# Given exercise:
Extract each line of the material that contains the string "Bloomberg". Case counts.

# Extracted material:
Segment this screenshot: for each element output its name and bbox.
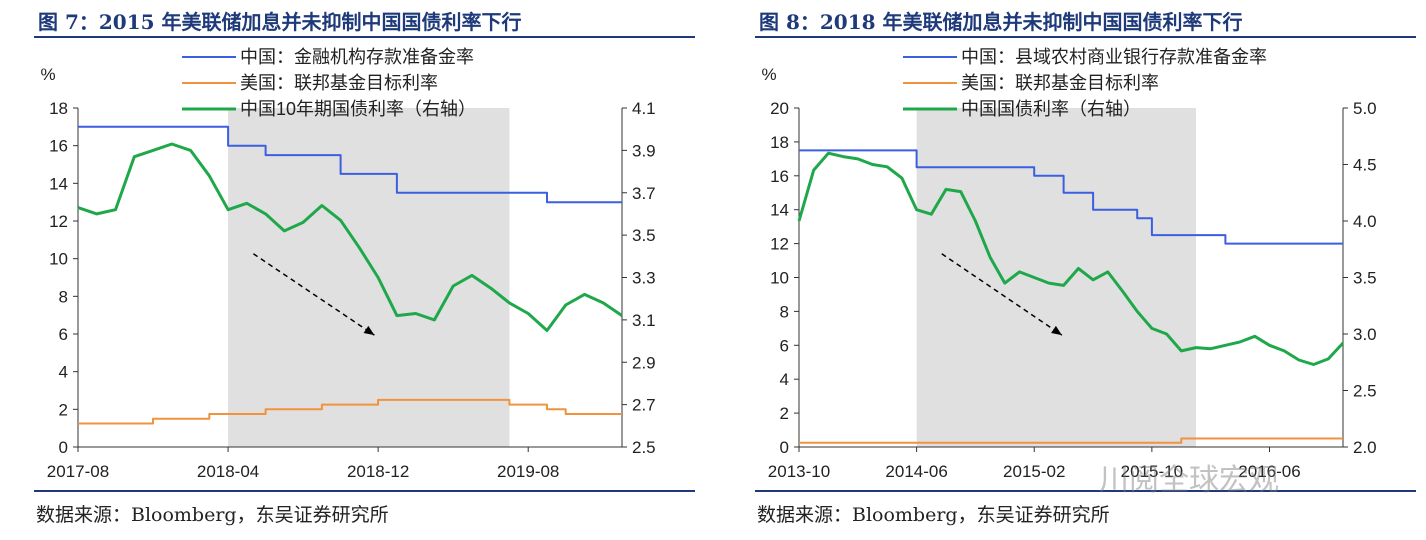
source-note-2: 数据来源：Bloomberg，东吴证券研究所 xyxy=(757,504,1110,526)
right-tick-label: 3.3 xyxy=(632,269,656,288)
source-rule-2 xyxy=(755,490,1416,492)
x-tick-label: 2016-06 xyxy=(1238,462,1300,481)
unit-label: % xyxy=(761,65,776,84)
series-line-1 xyxy=(78,125,622,204)
chart-panel-1: 图 7：2015 年美联储加息并未抑制中国国债利率下行 % 0 2 4 6 8 10 12 14… xyxy=(0,0,705,540)
legend-label-3: 中国国债利率（右轴） xyxy=(961,99,1141,119)
legend-label-3: 中国10年期国债利率（右轴） xyxy=(240,99,476,119)
legend-label-2: 美国：联邦基金目标利率 xyxy=(240,73,438,93)
legend-label-1: 中国：县域农村商业银行存款准备金率 xyxy=(961,47,1267,67)
right-tick-label: 5.0 xyxy=(1353,99,1377,118)
x-tick-label: 2019-08 xyxy=(497,462,559,481)
right-tick-label: 4.1 xyxy=(632,99,656,118)
right-tick-label: 3.9 xyxy=(632,141,656,160)
left-tick-label: 14 xyxy=(49,174,68,193)
trend-arrow-head xyxy=(1051,325,1062,336)
left-tick-label: 12 xyxy=(770,235,789,254)
right-tick-label: 2.7 xyxy=(632,396,656,415)
left-tick-label: 4 xyxy=(780,370,789,389)
x-tick-label: 2018-12 xyxy=(347,462,409,481)
x-tick-label: 2017-08 xyxy=(47,462,109,481)
left-tick-label: 6 xyxy=(780,336,789,355)
left-tick-label: 2 xyxy=(59,400,68,419)
left-tick-label: 8 xyxy=(59,287,68,306)
left-tick-label: 20 xyxy=(770,99,789,118)
left-tick-label: 0 xyxy=(59,438,68,457)
x-tick-label: 2014-06 xyxy=(885,462,947,481)
right-tick-label: 4.0 xyxy=(1353,212,1377,231)
left-tick-label: 12 xyxy=(49,212,68,231)
trend-arrow-shaft xyxy=(941,253,1063,336)
chart-figure-7: % 0 2 4 6 8 10 12 14 16 18 2.5 2.7 2.9 3.1 3.3 3.5 3.7 3.9… xyxy=(40,47,656,481)
right-tick-label: 3.5 xyxy=(1353,269,1377,288)
x-tick-label: 2015-10 xyxy=(1121,462,1183,481)
x-tick-label: 2013-10 xyxy=(768,462,830,481)
series-line-2 xyxy=(78,398,622,425)
right-tick-label: 2.0 xyxy=(1353,438,1377,457)
source-note-1: 数据来源：Bloomberg，东吴证券研究所 xyxy=(36,504,389,526)
chart-title-2: 图 8：2018 年美联储加息并未抑制中国国债利率下行 xyxy=(759,10,1243,34)
trend-arrow-shaft xyxy=(252,253,375,336)
right-tick-label: 2.9 xyxy=(632,353,656,372)
left-tick-label: 16 xyxy=(770,167,789,186)
left-tick-label: 14 xyxy=(770,201,789,220)
title-rule-2 xyxy=(755,36,1416,38)
x-tick-label: 2018-04 xyxy=(197,462,259,481)
right-tick-label: 3.7 xyxy=(632,184,656,203)
right-tick-label: 2.5 xyxy=(632,438,656,457)
series-line-3 xyxy=(797,151,1345,366)
shaded-period xyxy=(228,108,510,447)
shaded-period xyxy=(916,108,1196,447)
legend-label-1: 中国：金融机构存款准备金率 xyxy=(240,47,474,67)
right-tick-label: 3.5 xyxy=(632,226,656,245)
legend-label-2: 美国：联邦基金目标利率 xyxy=(961,73,1159,93)
left-tick-label: 16 xyxy=(49,137,68,156)
series-line-3 xyxy=(77,142,623,332)
watermark-text: 川阅全球宏观 xyxy=(1099,463,1279,498)
left-tick-label: 2 xyxy=(780,404,789,423)
series-line-1 xyxy=(799,149,1343,245)
right-tick-label: 3.1 xyxy=(632,311,656,330)
unit-label: % xyxy=(40,65,55,84)
right-tick-label: 3.0 xyxy=(1353,325,1377,344)
title-rule-1 xyxy=(34,36,695,38)
chart-panel-2: 图 8：2018 年美联储加息并未抑制中国国债利率下行 % 0 2 4 6 8 10 12 14… xyxy=(721,0,1426,540)
left-tick-label: 10 xyxy=(49,250,68,269)
left-tick-label: 8 xyxy=(780,302,789,321)
x-tick-label: 2015-02 xyxy=(1003,462,1065,481)
chart-figure-8: % 0 2 4 6 8 10 12 14 16 18 20 2.0 2.5 3.0 3.5 4.0 4.5 5.0 2… xyxy=(761,47,1377,481)
right-tick-label: 2.5 xyxy=(1353,382,1377,401)
left-tick-label: 6 xyxy=(59,325,68,344)
trend-arrow-head xyxy=(363,325,375,336)
left-tick-label: 4 xyxy=(59,363,68,382)
left-tick-label: 18 xyxy=(770,133,789,152)
left-tick-label: 0 xyxy=(780,438,789,457)
right-tick-label: 4.5 xyxy=(1353,156,1377,175)
source-rule-1 xyxy=(34,490,695,492)
chart-title-1: 图 7：2015 年美联储加息并未抑制中国国债利率下行 xyxy=(38,10,522,34)
left-tick-label: 10 xyxy=(770,269,789,288)
series-line-2 xyxy=(799,437,1343,444)
left-tick-label: 18 xyxy=(49,99,68,118)
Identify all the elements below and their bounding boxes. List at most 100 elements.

# Complete answer:
source-note-2: 数据来源：Bloomberg，东吴证券研究所 xyxy=(757,504,1110,526)
source-note-1: 数据来源：Bloomberg，东吴证券研究所 xyxy=(36,504,389,526)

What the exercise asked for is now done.